Extracted data:
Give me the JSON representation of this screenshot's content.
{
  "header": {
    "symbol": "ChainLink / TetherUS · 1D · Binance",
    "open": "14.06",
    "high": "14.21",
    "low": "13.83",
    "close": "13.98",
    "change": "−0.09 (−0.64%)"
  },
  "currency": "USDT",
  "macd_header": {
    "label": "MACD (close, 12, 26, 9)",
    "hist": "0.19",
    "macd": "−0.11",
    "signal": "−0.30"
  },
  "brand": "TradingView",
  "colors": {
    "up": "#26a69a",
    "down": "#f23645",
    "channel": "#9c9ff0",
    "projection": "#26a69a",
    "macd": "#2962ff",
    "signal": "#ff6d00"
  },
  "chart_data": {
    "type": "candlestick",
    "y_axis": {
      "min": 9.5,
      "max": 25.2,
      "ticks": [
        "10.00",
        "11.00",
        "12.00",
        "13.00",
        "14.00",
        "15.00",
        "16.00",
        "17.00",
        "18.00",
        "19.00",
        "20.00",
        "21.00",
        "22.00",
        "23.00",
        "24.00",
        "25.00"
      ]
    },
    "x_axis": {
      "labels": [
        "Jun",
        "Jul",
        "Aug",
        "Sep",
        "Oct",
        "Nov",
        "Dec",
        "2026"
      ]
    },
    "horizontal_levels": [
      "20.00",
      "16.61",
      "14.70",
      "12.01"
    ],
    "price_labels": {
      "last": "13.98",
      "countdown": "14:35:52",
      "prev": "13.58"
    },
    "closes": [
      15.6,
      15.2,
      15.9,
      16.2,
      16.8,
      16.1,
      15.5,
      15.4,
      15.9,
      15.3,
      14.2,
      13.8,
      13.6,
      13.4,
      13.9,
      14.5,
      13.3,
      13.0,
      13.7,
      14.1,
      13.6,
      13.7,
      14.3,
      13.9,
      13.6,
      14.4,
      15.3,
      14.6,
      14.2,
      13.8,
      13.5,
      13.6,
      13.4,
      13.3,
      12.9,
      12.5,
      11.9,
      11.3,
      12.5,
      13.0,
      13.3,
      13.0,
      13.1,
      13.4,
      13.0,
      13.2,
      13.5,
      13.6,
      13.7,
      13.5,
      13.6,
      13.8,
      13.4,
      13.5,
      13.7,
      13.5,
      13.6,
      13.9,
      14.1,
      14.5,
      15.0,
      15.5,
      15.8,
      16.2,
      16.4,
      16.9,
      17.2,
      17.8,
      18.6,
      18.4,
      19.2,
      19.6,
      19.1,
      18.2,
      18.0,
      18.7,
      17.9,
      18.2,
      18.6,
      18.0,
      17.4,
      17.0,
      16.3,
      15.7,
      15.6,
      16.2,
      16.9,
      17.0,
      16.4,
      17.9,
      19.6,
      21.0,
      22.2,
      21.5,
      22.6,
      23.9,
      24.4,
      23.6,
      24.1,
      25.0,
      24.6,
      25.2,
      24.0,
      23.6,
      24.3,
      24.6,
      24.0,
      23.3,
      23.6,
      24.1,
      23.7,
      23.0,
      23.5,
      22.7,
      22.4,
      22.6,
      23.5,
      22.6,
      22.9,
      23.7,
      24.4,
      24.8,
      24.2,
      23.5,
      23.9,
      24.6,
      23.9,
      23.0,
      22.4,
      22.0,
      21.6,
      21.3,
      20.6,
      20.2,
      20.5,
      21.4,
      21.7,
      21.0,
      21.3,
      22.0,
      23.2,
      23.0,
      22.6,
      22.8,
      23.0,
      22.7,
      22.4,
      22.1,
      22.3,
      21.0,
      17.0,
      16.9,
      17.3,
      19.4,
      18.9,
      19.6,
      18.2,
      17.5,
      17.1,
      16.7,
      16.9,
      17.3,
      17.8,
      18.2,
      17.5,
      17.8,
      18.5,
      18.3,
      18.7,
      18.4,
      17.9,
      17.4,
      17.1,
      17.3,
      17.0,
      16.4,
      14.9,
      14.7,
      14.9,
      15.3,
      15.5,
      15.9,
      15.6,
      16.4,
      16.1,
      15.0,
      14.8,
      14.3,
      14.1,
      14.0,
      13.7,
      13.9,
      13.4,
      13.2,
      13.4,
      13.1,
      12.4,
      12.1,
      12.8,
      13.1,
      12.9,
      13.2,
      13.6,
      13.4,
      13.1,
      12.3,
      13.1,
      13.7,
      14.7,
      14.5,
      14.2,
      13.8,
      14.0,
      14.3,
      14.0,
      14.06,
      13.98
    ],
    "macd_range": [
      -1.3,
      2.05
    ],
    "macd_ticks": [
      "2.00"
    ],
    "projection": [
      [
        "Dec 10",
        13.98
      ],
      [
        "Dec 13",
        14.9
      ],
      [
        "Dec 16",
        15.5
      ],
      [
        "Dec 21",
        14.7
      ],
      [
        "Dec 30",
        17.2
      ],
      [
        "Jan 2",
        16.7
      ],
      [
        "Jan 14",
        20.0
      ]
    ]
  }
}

Problem details:
Your task is to give the records above again, exactly.

Answer for the task:
Give me the JSON representation of this screenshot's content.
{
  "header": {
    "symbol": "ChainLink / TetherUS · 1D · Binance",
    "open": "14.06",
    "high": "14.21",
    "low": "13.83",
    "close": "13.98",
    "change": "−0.09 (−0.64%)"
  },
  "currency": "USDT",
  "macd_header": {
    "label": "MACD (close, 12, 26, 9)",
    "hist": "0.19",
    "macd": "−0.11",
    "signal": "−0.30"
  },
  "brand": "TradingView",
  "colors": {
    "up": "#26a69a",
    "down": "#f23645",
    "channel": "#9c9ff0",
    "projection": "#26a69a",
    "macd": "#2962ff",
    "signal": "#ff6d00"
  },
  "chart_data": {
    "type": "candlestick",
    "y_axis": {
      "min": 9.5,
      "max": 25.2,
      "ticks": [
        "10.00",
        "11.00",
        "12.00",
        "13.00",
        "14.00",
        "15.00",
        "16.00",
        "17.00",
        "18.00",
        "19.00",
        "20.00",
        "21.00",
        "22.00",
        "23.00",
        "24.00",
        "25.00"
      ]
    },
    "x_axis": {
      "labels": [
        "Jun",
        "Jul",
        "Aug",
        "Sep",
        "Oct",
        "Nov",
        "Dec",
        "2026"
      ]
    },
    "horizontal_levels": [
      "20.00",
      "16.61",
      "14.70",
      "12.01"
    ],
    "price_labels": {
      "last": "13.98",
      "countdown": "14:35:52",
      "prev": "13.58"
    },
    "closes": [
      15.6,
      15.2,
      15.9,
      16.2,
      16.8,
      16.1,
      15.5,
      15.4,
      15.9,
      15.3,
      14.2,
      13.8,
      13.6,
      13.4,
      13.9,
      14.5,
      13.3,
      13.0,
      13.7,
      14.1,
      13.6,
      13.7,
      14.3,
      13.9,
      13.6,
      14.4,
      15.3,
      14.6,
      14.2,
      13.8,
      13.5,
      13.6,
      13.4,
      13.3,
      12.9,
      12.5,
      11.9,
      11.3,
      12.5,
      13.0,
      13.3,
      13.0,
      13.1,
      13.4,
      13.0,
      13.2,
      13.5,
      13.6,
      13.7,
      13.5,
      13.6,
      13.8,
      13.4,
      13.5,
      13.7,
      13.5,
      13.6,
      13.9,
      14.1,
      14.5,
      15.0,
      15.5,
      15.8,
      16.2,
      16.4,
      16.9,
      17.2,
      17.8,
      18.6,
      18.4,
      19.2,
      19.6,
      19.1,
      18.2,
      18.0,
      18.7,
      17.9,
      18.2,
      18.6,
      18.0,
      17.4,
      17.0,
      16.3,
      15.7,
      15.6,
      16.2,
      16.9,
      17.0,
      16.4,
      17.9,
      19.6,
      21.0,
      22.2,
      21.5,
      22.6,
      23.9,
      24.4,
      23.6,
      24.1,
      25.0,
      24.6,
      25.2,
      24.0,
      23.6,
      24.3,
      24.6,
      24.0,
      23.3,
      23.6,
      24.1,
      23.7,
      23.0,
      23.5,
      22.7,
      22.4,
      22.6,
      23.5,
      22.6,
      22.9,
      23.7,
      24.4,
      24.8,
      24.2,
      23.5,
      23.9,
      24.6,
      23.9,
      23.0,
      22.4,
      22.0,
      21.6,
      21.3,
      20.6,
      20.2,
      20.5,
      21.4,
      21.7,
      21.0,
      21.3,
      22.0,
      23.2,
      23.0,
      22.6,
      22.8,
      23.0,
      22.7,
      22.4,
      22.1,
      22.3,
      21.0,
      17.0,
      16.9,
      17.3,
      19.4,
      18.9,
      19.6,
      18.2,
      17.5,
      17.1,
      16.7,
      16.9,
      17.3,
      17.8,
      18.2,
      17.5,
      17.8,
      18.5,
      18.3,
      18.7,
      18.4,
      17.9,
      17.4,
      17.1,
      17.3,
      17.0,
      16.4,
      14.9,
      14.7,
      14.9,
      15.3,
      15.5,
      15.9,
      15.6,
      16.4,
      16.1,
      15.0,
      14.8,
      14.3,
      14.1,
      14.0,
      13.7,
      13.9,
      13.4,
      13.2,
      13.4,
      13.1,
      12.4,
      12.1,
      12.8,
      13.1,
      12.9,
      13.2,
      13.6,
      13.4,
      13.1,
      12.3,
      13.1,
      13.7,
      14.7,
      14.5,
      14.2,
      13.8,
      14.0,
      14.3,
      14.0,
      14.06,
      13.98
    ],
    "macd_range": [
      -1.3,
      2.05
    ],
    "macd_ticks": [
      "2.00"
    ],
    "projection": [
      [
        "Dec 10",
        13.98
      ],
      [
        "Dec 13",
        14.9
      ],
      [
        "Dec 16",
        15.5
      ],
      [
        "Dec 21",
        14.7
      ],
      [
        "Dec 30",
        17.2
      ],
      [
        "Jan 2",
        16.7
      ],
      [
        "Jan 14",
        20.0
      ]
    ]
  }
}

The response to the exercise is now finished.